# DATASET ROWS:
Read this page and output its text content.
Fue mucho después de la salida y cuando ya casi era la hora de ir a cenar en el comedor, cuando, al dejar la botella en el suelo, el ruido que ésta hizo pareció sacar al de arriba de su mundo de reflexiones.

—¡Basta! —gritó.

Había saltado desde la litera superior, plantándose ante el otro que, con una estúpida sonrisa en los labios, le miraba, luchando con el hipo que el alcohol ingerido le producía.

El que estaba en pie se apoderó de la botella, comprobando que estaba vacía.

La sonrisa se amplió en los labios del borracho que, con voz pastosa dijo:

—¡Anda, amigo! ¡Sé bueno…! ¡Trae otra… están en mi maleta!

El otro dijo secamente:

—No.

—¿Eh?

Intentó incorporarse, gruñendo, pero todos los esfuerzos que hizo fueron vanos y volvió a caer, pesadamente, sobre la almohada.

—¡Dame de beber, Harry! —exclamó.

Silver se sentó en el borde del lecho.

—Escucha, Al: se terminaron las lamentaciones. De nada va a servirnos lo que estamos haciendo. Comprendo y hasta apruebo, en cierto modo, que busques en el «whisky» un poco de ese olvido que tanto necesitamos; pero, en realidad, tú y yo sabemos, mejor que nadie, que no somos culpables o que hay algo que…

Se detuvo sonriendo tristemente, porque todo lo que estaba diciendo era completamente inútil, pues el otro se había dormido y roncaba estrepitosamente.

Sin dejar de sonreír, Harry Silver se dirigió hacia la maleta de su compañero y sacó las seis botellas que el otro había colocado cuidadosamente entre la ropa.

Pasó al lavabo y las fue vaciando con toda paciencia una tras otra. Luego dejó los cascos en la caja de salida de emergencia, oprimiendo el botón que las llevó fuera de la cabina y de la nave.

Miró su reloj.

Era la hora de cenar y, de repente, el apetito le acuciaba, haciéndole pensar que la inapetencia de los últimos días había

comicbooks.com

# TO DO:
Above are the records; retype every one exactly.

# ANSWER TO THIS EXERCISE:
Read this page and output its text content.
Fue mucho después de la salida y cuando ya casi era la hora de ir a cenar en el comedor, cuando, al dejar la botella en el suelo, el ruido que ésta hizo pareció sacar al de arriba de su mundo de reflexiones.

—¡Basta! —gritó.

Había saltado desde la litera superior, plantándose ante el otro que, con una estúpida sonrisa en los labios, le miraba, luchando con el hipo que el alcohol ingerido le producía.

El que estaba en pie se apoderó de la botella, comprobando que estaba vacía.

La sonrisa se amplió en los labios del borracho que, con voz pastosa dijo:

—¡Anda, amigo! ¡Sé bueno…! ¡Trae otra… están en mi maleta!

El otro dijo secamente:

—No.

—¿Eh?

Intentó incorporarse, gruñendo, pero todos los esfuerzos que hizo fueron vanos y volvió a caer, pesadamente, sobre la almohada.

—¡Dame de beber, Harry! —exclamó.

Silver se sentó en el borde del lecho.

—Escucha, Al: se terminaron las lamentaciones. De nada va a servirnos lo que estamos haciendo. Comprendo y hasta apruebo, en cierto modo, que busques en el «whisky» un poco de ese olvido que tanto necesitamos; pero, en realidad, tú y yo sabemos, mejor que nadie, que no somos culpables o que hay algo que…

Se detuvo sonriendo tristemente, porque todo lo que estaba diciendo era completamente inútil, pues el otro se había dormido y roncaba estrepitosamente.

Sin dejar de sonreír, Harry Silver se dirigió hacia la maleta de su compañero y sacó las seis botellas que el otro había colocado cuidadosamente entre la ropa.

Pasó al lavabo y las fue vaciando con toda paciencia una tras otra. Luego dejó los cascos en la caja de salida de emergencia, oprimiendo el botón que las llevó fuera de la cabina y de la nave.

Miró su reloj.

Era la hora de cenar y, de repente, el apetito le acuciaba, haciéndole pensar que la inapetencia de los últimos días había

comicbooks.com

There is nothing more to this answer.